— START TASK INPUTS —

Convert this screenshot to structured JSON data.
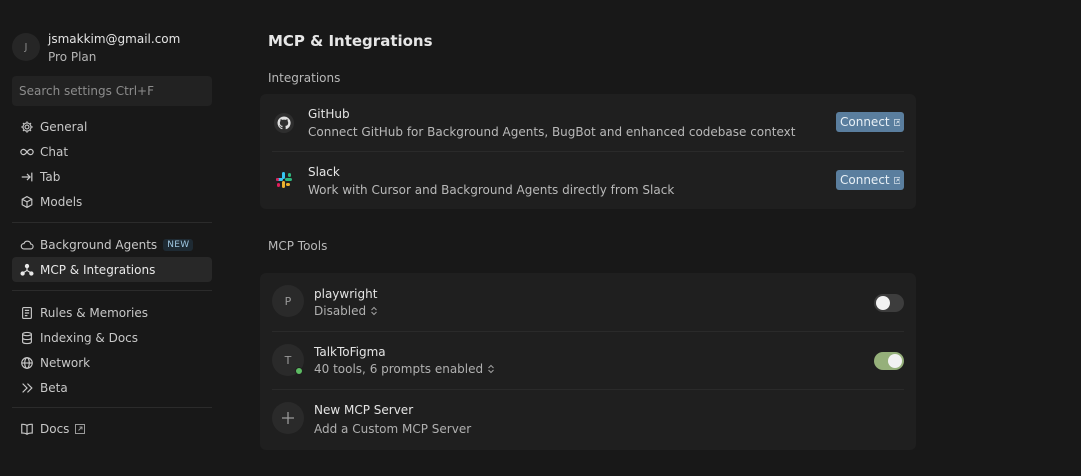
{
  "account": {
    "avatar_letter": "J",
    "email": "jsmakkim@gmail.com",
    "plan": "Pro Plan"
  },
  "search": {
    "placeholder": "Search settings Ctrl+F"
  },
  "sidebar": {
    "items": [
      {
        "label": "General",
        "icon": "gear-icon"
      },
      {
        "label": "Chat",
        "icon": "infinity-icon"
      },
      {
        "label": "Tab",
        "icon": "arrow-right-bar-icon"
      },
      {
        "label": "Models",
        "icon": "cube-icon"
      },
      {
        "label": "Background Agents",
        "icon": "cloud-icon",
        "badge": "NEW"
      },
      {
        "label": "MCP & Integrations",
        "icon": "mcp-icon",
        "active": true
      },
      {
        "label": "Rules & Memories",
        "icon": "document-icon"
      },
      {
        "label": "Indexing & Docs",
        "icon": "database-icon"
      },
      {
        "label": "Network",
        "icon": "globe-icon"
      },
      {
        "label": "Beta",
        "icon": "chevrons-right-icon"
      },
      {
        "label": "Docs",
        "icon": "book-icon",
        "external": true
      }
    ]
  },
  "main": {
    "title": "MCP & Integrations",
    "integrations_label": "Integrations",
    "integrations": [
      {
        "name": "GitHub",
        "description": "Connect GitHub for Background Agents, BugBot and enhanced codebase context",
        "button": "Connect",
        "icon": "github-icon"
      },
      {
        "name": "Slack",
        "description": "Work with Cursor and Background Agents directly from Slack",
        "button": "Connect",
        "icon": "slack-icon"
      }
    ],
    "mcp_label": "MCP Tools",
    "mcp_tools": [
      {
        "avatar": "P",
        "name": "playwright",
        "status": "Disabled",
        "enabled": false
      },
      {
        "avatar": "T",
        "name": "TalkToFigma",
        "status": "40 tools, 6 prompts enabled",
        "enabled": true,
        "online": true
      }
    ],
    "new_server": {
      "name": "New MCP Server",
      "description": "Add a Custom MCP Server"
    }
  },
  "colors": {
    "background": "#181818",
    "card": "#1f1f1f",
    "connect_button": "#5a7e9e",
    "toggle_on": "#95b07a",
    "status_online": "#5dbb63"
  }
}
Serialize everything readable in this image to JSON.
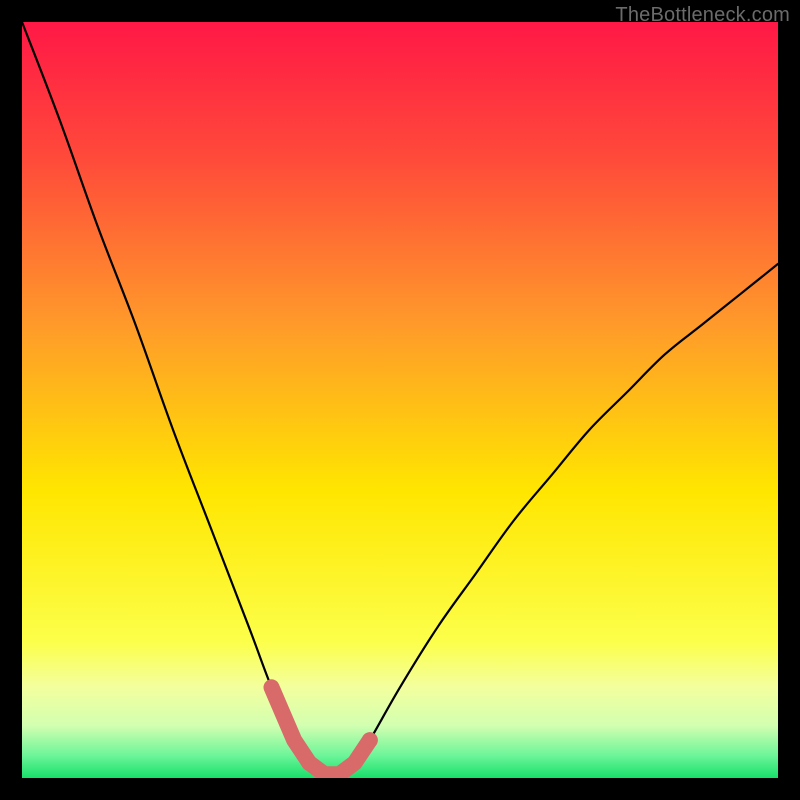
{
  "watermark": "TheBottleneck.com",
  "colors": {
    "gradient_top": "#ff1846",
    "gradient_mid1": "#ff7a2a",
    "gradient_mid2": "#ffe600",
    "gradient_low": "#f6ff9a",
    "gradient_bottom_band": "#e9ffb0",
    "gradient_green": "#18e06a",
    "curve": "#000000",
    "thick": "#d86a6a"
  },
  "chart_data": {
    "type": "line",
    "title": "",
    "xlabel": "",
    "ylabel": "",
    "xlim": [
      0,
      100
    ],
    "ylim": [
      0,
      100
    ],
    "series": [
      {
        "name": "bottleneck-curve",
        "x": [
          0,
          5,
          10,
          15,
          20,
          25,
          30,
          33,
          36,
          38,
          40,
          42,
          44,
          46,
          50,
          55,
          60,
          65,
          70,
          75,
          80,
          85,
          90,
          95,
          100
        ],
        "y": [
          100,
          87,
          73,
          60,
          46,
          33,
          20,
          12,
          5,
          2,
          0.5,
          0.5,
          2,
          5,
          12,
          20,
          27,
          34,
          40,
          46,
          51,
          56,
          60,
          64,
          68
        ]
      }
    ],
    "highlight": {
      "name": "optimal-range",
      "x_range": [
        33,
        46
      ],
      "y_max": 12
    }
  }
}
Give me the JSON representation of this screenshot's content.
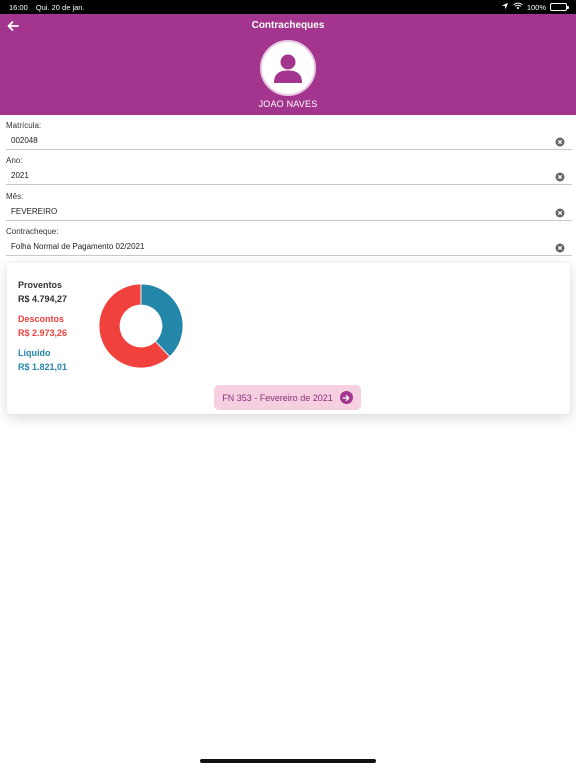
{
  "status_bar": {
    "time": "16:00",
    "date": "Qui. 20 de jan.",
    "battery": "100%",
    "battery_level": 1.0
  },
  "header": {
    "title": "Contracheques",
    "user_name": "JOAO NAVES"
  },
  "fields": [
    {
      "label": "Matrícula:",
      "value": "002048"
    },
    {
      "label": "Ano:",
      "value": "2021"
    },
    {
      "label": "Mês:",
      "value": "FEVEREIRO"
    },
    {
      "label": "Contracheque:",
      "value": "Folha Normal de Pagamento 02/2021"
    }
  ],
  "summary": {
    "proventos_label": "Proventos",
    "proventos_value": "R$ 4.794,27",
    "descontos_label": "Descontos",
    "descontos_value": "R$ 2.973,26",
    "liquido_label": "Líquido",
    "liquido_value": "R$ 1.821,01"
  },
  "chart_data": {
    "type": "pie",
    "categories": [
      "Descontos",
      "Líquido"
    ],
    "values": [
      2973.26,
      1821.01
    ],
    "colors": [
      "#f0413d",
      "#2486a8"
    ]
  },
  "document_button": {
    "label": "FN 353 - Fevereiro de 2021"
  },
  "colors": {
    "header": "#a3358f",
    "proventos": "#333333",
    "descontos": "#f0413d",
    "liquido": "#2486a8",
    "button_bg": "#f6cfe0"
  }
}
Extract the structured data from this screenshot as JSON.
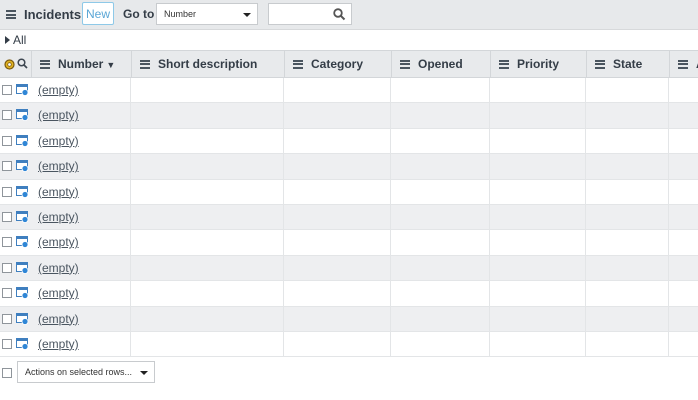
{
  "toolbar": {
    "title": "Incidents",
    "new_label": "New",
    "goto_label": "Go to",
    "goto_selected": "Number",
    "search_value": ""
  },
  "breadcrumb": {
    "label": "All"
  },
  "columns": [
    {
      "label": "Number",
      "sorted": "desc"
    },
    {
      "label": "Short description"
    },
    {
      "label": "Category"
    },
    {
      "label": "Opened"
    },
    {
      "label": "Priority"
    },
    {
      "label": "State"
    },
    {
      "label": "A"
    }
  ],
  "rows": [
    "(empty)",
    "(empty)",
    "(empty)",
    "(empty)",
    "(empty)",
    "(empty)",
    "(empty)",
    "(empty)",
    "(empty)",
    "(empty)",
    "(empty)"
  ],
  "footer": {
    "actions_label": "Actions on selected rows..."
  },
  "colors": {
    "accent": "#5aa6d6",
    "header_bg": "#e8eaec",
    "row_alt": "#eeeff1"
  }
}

— END TASK INPUTS —

From the entries above, copy each line holding "rows".

**SOLUTION FOR THIS TASK**
  "rows": [
    "actions_label": "Actions on selected rows..."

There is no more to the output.